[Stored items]
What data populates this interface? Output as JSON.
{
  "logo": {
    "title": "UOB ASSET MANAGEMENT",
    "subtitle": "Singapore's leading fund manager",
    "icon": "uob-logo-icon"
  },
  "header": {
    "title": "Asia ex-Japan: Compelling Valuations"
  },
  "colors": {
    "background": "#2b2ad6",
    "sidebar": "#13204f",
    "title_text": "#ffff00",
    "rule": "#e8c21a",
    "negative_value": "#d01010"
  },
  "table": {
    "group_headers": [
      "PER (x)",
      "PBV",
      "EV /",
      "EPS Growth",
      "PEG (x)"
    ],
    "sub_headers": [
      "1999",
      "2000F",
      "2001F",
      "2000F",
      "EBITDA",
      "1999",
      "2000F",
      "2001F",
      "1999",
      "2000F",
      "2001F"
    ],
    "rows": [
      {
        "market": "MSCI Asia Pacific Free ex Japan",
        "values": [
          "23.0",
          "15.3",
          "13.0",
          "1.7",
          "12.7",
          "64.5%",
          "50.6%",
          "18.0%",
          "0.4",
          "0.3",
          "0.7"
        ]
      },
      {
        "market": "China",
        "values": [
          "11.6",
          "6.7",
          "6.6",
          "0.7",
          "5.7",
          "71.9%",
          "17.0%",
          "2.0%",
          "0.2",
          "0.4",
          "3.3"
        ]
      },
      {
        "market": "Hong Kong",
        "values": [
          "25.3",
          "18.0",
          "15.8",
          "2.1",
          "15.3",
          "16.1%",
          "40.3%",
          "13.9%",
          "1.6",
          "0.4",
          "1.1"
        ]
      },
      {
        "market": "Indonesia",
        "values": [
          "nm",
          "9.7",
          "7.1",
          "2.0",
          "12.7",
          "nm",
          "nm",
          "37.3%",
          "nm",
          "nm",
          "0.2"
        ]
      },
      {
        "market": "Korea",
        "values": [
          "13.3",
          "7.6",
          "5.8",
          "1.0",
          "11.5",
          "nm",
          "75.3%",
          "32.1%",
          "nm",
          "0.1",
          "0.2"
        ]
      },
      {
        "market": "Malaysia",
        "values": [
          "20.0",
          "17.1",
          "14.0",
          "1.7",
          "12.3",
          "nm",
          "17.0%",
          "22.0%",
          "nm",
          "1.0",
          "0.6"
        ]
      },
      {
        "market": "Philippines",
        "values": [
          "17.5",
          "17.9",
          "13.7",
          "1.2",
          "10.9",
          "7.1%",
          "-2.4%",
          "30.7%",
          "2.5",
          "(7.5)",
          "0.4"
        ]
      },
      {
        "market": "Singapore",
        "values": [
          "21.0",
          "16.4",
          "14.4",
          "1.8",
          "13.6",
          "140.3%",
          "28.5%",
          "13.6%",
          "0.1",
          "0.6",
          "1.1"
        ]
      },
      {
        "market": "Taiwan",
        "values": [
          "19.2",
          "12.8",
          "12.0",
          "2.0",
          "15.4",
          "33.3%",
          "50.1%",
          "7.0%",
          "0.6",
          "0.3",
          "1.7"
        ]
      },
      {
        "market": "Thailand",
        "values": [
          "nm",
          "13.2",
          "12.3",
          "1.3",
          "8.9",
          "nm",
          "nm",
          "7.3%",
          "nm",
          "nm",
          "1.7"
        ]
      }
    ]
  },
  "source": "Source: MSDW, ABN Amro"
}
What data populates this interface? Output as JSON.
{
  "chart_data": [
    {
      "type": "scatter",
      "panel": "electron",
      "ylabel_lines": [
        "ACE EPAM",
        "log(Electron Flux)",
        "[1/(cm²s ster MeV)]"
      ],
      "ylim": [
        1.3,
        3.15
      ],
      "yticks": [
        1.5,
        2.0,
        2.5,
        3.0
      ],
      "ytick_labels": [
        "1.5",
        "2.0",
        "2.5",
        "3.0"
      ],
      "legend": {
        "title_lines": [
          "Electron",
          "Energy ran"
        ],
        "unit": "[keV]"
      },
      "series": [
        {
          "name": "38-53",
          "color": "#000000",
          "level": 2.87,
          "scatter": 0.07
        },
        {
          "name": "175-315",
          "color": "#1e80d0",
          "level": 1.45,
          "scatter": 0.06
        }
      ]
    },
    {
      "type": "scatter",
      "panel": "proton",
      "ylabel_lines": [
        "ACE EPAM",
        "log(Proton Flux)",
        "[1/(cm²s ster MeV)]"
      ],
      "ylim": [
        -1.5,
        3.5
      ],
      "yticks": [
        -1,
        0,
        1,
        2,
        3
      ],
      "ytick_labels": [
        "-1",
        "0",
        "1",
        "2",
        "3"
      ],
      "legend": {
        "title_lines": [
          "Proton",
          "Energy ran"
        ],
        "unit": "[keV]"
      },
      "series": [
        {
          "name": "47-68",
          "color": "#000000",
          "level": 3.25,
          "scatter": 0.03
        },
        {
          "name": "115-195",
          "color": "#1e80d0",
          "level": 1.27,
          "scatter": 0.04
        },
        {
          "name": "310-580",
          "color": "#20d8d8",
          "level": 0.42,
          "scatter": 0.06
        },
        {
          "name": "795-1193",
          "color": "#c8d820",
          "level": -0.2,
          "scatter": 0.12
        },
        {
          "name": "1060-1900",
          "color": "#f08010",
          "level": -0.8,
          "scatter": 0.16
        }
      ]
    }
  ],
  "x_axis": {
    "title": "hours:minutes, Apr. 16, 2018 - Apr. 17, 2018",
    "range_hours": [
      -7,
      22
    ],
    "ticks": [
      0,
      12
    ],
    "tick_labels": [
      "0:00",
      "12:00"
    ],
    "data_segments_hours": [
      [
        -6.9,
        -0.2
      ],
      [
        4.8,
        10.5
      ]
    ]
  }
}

Instructions for the task -> Scan the material and collect every line that contains "Singapore".

Response to the exercise ->
    "subtitle": "Singapore's leading fund manager",
        "market": "Singapore",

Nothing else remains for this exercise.